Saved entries
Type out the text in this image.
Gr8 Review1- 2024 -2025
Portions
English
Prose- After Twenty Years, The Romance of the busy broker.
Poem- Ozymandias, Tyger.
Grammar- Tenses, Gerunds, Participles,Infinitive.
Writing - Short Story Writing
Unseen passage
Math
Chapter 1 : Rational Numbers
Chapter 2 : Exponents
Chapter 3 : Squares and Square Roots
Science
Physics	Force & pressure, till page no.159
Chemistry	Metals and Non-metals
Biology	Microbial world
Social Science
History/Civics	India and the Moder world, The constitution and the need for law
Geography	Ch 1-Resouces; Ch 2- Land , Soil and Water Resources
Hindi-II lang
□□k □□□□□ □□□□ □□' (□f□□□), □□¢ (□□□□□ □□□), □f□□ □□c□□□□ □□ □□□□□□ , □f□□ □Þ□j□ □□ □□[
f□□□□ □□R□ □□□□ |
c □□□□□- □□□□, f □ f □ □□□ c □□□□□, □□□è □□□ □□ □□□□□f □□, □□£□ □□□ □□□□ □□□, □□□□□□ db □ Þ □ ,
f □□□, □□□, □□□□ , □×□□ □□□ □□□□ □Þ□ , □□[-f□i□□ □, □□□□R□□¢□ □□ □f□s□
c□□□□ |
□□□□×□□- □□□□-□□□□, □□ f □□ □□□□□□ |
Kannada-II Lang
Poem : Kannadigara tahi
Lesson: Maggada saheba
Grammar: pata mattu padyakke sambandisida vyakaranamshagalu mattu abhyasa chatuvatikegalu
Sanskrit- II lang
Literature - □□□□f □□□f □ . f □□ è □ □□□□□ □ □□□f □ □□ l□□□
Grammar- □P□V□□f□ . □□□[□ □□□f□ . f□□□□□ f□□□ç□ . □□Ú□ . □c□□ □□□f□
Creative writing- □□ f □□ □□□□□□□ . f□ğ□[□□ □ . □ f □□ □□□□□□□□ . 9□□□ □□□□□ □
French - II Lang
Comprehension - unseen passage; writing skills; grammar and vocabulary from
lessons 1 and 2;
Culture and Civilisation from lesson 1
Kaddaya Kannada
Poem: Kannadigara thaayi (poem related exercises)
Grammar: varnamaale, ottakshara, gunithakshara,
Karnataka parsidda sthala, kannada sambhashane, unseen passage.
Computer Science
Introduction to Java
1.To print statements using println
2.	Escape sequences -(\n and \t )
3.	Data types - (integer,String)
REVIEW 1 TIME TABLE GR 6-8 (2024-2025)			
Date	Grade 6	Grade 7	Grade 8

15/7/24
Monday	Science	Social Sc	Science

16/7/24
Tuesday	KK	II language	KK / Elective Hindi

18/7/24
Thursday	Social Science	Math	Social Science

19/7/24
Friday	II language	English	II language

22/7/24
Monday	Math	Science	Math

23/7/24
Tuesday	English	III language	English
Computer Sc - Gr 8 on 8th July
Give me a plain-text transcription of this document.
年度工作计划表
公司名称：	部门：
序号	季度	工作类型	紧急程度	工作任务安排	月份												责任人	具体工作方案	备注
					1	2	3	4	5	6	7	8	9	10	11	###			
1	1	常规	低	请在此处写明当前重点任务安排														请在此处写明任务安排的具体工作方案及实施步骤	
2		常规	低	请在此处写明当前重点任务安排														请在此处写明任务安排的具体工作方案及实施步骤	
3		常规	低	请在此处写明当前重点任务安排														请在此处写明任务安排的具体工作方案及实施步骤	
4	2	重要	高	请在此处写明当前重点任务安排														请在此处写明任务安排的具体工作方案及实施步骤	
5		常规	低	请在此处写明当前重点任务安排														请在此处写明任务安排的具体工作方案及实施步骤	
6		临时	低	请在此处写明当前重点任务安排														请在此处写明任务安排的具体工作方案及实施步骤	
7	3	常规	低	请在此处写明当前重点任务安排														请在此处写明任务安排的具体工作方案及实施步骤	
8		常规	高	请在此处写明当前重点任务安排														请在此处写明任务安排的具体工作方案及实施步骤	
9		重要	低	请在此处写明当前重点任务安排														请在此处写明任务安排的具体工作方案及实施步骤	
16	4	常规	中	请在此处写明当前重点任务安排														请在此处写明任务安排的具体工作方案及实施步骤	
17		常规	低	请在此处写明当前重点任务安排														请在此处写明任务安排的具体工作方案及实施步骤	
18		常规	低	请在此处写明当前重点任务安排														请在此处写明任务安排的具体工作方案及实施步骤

What to produce
From the listing above, return each line with the word "Monday".

Correct result
Monday	Science	Social Sc	Science
Monday	Math	Science	Math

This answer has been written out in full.